AIM — Give the listing again in full, exactly as written.

Dataset entries:
==================================================
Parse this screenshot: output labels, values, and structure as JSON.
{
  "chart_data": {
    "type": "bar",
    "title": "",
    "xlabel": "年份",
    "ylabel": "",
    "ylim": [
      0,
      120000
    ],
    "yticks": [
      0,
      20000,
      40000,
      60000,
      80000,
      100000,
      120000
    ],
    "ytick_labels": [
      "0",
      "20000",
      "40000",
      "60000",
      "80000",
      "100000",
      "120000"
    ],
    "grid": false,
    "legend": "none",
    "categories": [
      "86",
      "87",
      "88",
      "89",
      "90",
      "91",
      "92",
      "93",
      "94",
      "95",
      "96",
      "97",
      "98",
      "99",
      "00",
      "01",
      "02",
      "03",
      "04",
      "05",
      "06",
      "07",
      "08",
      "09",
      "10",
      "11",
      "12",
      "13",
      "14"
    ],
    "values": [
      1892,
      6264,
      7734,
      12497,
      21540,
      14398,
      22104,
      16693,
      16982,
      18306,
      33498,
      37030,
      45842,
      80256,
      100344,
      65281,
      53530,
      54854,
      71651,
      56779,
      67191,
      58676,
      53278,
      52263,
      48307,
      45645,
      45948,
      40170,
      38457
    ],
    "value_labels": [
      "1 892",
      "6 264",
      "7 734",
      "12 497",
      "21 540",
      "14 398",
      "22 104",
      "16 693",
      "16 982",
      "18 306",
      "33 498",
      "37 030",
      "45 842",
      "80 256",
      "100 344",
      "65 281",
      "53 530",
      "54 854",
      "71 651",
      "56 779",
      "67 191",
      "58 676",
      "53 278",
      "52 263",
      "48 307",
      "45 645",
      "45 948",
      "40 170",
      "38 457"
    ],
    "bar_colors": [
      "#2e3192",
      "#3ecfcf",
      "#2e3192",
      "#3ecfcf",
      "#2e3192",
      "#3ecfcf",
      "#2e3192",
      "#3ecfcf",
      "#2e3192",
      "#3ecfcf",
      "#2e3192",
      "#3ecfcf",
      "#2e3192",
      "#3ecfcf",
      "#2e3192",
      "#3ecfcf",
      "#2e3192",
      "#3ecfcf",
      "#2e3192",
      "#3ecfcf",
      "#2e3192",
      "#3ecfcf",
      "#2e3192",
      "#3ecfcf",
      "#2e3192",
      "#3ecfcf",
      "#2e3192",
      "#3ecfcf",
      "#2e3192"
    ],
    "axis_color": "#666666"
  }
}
==================================================
FULL SOLUTION —
Parse this screenshot: output labels, values, and structure as JSON.
{
  "chart_data": {
    "type": "bar",
    "title": "",
    "xlabel": "年份",
    "ylabel": "",
    "ylim": [
      0,
      120000
    ],
    "yticks": [
      0,
      20000,
      40000,
      60000,
      80000,
      100000,
      120000
    ],
    "ytick_labels": [
      "0",
      "20000",
      "40000",
      "60000",
      "80000",
      "100000",
      "120000"
    ],
    "grid": false,
    "legend": "none",
    "categories": [
      "86",
      "87",
      "88",
      "89",
      "90",
      "91",
      "92",
      "93",
      "94",
      "95",
      "96",
      "97",
      "98",
      "99",
      "00",
      "01",
      "02",
      "03",
      "04",
      "05",
      "06",
      "07",
      "08",
      "09",
      "10",
      "11",
      "12",
      "13",
      "14"
    ],
    "values": [
      1892,
      6264,
      7734,
      12497,
      21540,
      14398,
      22104,
      16693,
      16982,
      18306,
      33498,
      37030,
      45842,
      80256,
      100344,
      65281,
      53530,
      54854,
      71651,
      56779,
      67191,
      58676,
      53278,
      52263,
      48307,
      45645,
      45948,
      40170,
      38457
    ],
    "value_labels": [
      "1 892",
      "6 264",
      "7 734",
      "12 497",
      "21 540",
      "14 398",
      "22 104",
      "16 693",
      "16 982",
      "18 306",
      "33 498",
      "37 030",
      "45 842",
      "80 256",
      "100 344",
      "65 281",
      "53 530",
      "54 854",
      "71 651",
      "56 779",
      "67 191",
      "58 676",
      "53 278",
      "52 263",
      "48 307",
      "45 645",
      "45 948",
      "40 170",
      "38 457"
    ],
    "bar_colors": [
      "#2e3192",
      "#3ecfcf",
      "#2e3192",
      "#3ecfcf",
      "#2e3192",
      "#3ecfcf",
      "#2e3192",
      "#3ecfcf",
      "#2e3192",
      "#3ecfcf",
      "#2e3192",
      "#3ecfcf",
      "#2e3192",
      "#3ecfcf",
      "#2e3192",
      "#3ecfcf",
      "#2e3192",
      "#3ecfcf",
      "#2e3192",
      "#3ecfcf",
      "#2e3192",
      "#3ecfcf",
      "#2e3192",
      "#3ecfcf",
      "#2e3192",
      "#3ecfcf",
      "#2e3192",
      "#3ecfcf",
      "#2e3192"
    ],
    "axis_color": "#666666"
  }
}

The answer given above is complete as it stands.